### What the task asks
Find all the lines with "Solution" and gather them.
= = = =
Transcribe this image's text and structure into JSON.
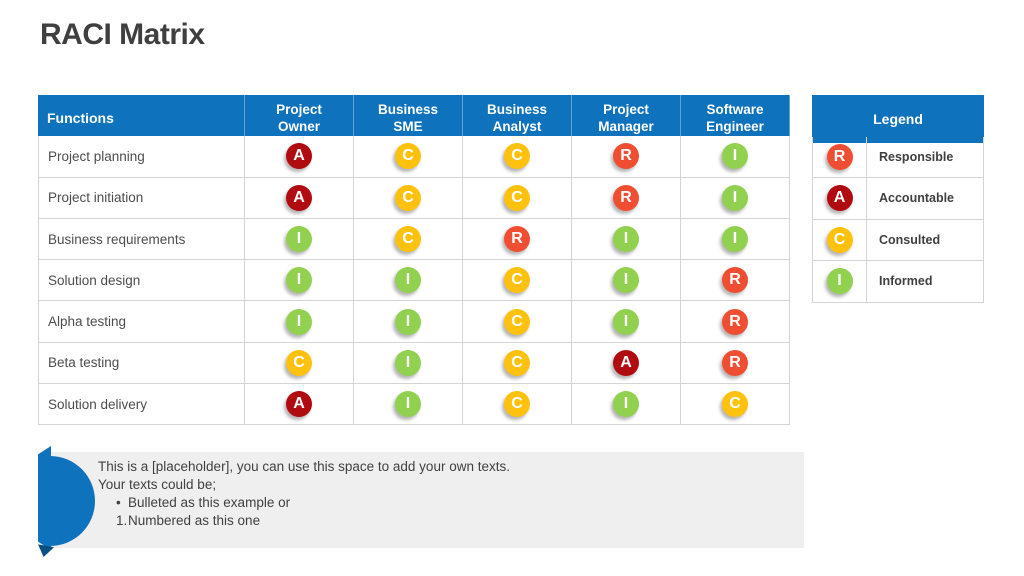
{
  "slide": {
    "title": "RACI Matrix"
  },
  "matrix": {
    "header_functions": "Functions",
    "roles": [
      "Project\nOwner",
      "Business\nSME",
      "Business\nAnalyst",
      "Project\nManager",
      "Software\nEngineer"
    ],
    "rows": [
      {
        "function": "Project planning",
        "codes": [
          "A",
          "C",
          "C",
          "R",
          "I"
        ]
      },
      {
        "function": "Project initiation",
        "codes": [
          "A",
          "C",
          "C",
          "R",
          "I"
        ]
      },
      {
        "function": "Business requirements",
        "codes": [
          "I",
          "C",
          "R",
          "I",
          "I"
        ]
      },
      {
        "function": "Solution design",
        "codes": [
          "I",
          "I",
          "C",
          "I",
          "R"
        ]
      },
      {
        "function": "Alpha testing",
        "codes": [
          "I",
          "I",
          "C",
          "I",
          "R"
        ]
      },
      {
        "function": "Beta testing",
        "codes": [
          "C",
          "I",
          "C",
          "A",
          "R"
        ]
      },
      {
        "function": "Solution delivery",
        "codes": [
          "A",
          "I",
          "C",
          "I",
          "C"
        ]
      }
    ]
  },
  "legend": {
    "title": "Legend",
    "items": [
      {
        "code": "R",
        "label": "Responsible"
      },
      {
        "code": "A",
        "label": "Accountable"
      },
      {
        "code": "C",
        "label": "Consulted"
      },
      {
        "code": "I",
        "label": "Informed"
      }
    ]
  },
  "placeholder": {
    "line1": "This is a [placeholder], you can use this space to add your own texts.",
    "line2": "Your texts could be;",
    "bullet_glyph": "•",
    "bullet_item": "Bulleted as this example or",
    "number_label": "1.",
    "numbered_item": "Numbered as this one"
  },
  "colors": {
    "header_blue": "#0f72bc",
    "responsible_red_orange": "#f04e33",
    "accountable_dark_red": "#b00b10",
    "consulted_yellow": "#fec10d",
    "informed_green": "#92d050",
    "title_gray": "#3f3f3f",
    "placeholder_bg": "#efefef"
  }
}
= = = =
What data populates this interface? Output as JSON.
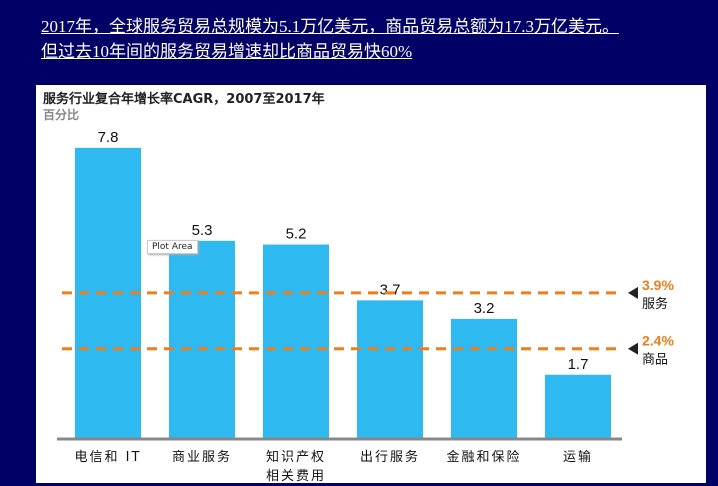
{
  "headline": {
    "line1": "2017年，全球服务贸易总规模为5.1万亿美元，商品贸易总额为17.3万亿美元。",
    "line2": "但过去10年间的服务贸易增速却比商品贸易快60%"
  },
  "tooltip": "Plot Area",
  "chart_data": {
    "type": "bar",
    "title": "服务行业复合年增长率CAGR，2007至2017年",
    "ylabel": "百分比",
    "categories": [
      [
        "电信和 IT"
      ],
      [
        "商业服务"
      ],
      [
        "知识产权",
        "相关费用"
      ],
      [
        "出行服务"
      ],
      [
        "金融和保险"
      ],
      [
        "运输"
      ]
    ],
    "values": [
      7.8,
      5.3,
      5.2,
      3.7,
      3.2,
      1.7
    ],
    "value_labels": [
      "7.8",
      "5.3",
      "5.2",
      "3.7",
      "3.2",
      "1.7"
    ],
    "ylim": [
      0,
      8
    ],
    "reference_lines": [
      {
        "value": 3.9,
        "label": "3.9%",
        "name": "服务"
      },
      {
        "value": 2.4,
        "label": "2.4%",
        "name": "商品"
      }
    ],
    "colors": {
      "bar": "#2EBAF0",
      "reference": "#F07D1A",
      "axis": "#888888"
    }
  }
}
= = = =
### Task result
        "function": "Solution design",
        "function": "Solution delivery",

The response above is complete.